:: Aim ::
For each line in the data below that holds "response", return a copy.

(Records)
____
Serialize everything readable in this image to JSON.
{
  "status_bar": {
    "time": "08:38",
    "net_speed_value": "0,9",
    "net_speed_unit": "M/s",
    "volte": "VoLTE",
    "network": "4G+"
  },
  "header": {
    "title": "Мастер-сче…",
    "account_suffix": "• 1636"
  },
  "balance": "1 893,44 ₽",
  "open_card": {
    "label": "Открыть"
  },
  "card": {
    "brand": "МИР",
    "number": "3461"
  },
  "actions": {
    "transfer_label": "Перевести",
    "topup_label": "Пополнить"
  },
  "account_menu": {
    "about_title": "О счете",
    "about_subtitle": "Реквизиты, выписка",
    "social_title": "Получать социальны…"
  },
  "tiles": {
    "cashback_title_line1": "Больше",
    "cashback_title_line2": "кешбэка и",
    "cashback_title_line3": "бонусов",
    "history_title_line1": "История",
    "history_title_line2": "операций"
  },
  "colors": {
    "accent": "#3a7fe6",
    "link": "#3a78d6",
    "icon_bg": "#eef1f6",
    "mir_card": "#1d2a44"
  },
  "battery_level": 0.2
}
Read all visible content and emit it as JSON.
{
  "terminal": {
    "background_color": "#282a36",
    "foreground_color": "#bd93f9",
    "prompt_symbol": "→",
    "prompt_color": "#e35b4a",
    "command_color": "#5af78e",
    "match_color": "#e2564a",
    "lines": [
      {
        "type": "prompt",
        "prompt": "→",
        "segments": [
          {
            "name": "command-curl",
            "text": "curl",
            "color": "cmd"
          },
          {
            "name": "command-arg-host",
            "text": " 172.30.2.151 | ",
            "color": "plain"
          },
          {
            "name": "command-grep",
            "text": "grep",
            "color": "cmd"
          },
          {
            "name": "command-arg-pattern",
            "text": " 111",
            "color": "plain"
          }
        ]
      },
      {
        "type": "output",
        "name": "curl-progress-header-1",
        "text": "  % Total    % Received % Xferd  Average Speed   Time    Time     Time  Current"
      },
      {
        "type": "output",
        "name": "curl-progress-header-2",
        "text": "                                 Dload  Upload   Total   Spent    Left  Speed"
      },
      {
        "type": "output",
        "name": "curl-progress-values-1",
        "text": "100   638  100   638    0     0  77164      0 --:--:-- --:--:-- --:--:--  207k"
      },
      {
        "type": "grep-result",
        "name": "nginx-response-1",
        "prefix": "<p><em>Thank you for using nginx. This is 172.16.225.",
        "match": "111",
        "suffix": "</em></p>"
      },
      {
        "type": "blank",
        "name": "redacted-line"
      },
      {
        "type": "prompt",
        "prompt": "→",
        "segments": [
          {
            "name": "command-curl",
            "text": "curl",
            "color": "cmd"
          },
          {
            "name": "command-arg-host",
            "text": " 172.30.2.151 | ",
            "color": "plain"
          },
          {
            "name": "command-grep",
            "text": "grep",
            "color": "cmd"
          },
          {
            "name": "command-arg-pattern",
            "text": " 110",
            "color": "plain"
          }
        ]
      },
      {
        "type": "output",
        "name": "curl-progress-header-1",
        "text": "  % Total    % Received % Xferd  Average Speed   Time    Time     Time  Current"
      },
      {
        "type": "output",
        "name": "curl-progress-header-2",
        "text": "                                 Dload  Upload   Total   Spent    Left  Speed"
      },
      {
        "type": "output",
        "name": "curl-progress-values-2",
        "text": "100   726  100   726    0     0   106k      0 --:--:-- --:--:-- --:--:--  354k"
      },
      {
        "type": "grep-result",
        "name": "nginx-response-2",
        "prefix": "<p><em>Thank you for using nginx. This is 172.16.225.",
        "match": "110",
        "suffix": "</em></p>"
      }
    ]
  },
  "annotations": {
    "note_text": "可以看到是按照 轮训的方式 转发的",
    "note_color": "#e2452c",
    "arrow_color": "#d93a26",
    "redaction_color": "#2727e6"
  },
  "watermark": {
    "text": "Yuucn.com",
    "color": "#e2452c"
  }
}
____
:: Answer to the problem ::
        "name": "nginx-response-1",
        "name": "nginx-response-2",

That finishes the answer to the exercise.